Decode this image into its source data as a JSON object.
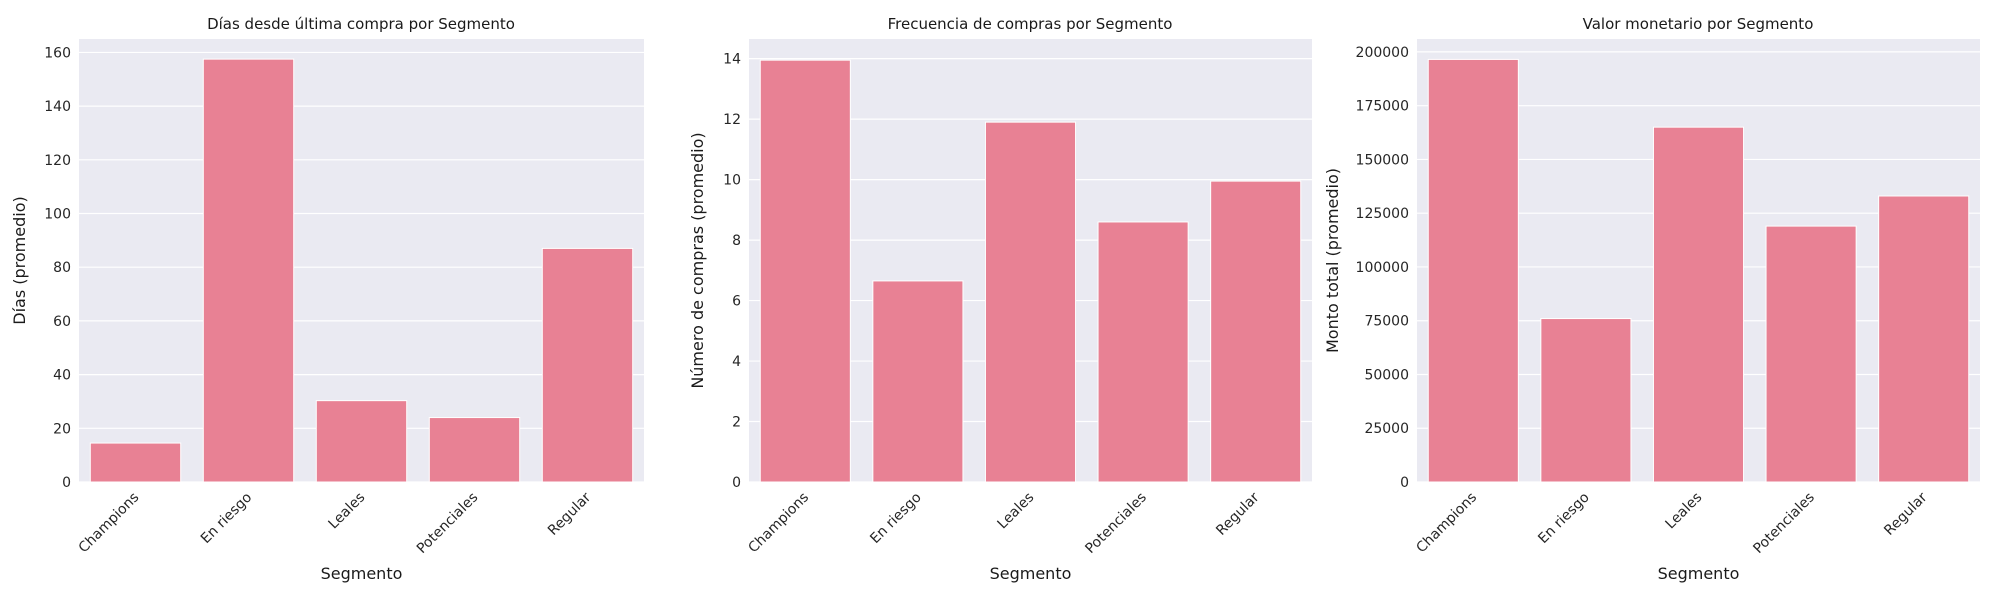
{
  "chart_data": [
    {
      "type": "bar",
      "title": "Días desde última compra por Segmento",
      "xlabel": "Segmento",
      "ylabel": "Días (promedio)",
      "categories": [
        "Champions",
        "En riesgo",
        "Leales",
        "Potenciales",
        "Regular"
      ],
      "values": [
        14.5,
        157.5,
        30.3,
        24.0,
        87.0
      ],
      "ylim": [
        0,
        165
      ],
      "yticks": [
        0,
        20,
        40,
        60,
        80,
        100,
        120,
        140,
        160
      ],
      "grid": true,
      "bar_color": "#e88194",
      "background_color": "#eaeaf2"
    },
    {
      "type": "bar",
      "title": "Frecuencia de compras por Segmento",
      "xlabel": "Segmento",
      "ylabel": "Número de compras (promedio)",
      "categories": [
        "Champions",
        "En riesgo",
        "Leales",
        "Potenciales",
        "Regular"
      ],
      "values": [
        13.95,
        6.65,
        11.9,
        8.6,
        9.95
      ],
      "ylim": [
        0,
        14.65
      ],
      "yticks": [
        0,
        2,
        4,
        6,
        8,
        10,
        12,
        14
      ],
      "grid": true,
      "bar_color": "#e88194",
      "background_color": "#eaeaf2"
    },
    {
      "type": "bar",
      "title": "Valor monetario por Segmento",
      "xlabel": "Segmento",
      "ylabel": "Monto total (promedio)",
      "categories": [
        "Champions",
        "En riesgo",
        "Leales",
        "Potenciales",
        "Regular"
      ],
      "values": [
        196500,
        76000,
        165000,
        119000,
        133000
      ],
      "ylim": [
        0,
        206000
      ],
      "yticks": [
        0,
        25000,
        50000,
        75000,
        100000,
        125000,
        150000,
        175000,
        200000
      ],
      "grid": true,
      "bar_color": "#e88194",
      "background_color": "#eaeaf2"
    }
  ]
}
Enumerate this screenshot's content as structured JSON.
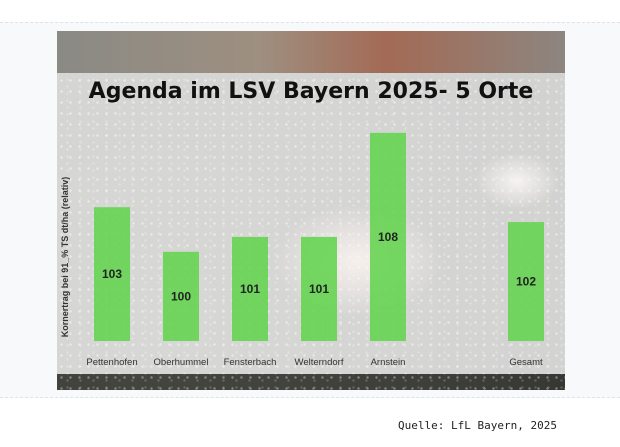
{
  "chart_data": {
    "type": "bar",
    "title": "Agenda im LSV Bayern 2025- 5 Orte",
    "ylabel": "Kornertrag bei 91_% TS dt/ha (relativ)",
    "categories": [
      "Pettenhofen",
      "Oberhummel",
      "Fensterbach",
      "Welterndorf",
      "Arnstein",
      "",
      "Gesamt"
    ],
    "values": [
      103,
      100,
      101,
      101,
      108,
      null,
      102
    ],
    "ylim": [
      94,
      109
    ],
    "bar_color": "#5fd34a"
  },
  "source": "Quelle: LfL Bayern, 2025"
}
....................
▶ [Exercise instructions]: Print the complete listing exactly as it stands, without its pictures.

▶ [Reply to the exercise]:
Decode this image into its source data as a JSON object.
{
  "chart_data": [
    {
      "type": "bar",
      "title": "Días desde última compra por Segmento",
      "xlabel": "Segmento",
      "ylabel": "Días (promedio)",
      "categories": [
        "Champions",
        "En riesgo",
        "Leales",
        "Potenciales",
        "Regular"
      ],
      "values": [
        14.5,
        157.5,
        30.3,
        24.0,
        87.0
      ],
      "ylim": [
        0,
        165
      ],
      "yticks": [
        0,
        20,
        40,
        60,
        80,
        100,
        120,
        140,
        160
      ],
      "grid": true,
      "bar_color": "#e88194",
      "background_color": "#eaeaf2"
    },
    {
      "type": "bar",
      "title": "Frecuencia de compras por Segmento",
      "xlabel": "Segmento",
      "ylabel": "Número de compras (promedio)",
      "categories": [
        "Champions",
        "En riesgo",
        "Leales",
        "Potenciales",
        "Regular"
      ],
      "values": [
        13.95,
        6.65,
        11.9,
        8.6,
        9.95
      ],
      "ylim": [
        0,
        14.65
      ],
      "yticks": [
        0,
        2,
        4,
        6,
        8,
        10,
        12,
        14
      ],
      "grid": true,
      "bar_color": "#e88194",
      "background_color": "#eaeaf2"
    },
    {
      "type": "bar",
      "title": "Valor monetario por Segmento",
      "xlabel": "Segmento",
      "ylabel": "Monto total (promedio)",
      "categories": [
        "Champions",
        "En riesgo",
        "Leales",
        "Potenciales",
        "Regular"
      ],
      "values": [
        196500,
        76000,
        165000,
        119000,
        133000
      ],
      "ylim": [
        0,
        206000
      ],
      "yticks": [
        0,
        25000,
        50000,
        75000,
        100000,
        125000,
        150000,
        175000,
        200000
      ],
      "grid": true,
      "bar_color": "#e88194",
      "background_color": "#eaeaf2"
    }
  ]
}
Enumerate this screenshot's content as structured JSON.
{
  "chart_data": {
    "type": "bar",
    "title": "Agenda im LSV Bayern 2025- 5 Orte",
    "ylabel": "Kornertrag bei 91_% TS dt/ha (relativ)",
    "categories": [
      "Pettenhofen",
      "Oberhummel",
      "Fensterbach",
      "Welterndorf",
      "Arnstein",
      "",
      "Gesamt"
    ],
    "values": [
      103,
      100,
      101,
      101,
      108,
      null,
      102
    ],
    "ylim": [
      94,
      109
    ],
    "bar_color": "#5fd34a"
  },
  "source": "Quelle: LfL Bayern, 2025"
}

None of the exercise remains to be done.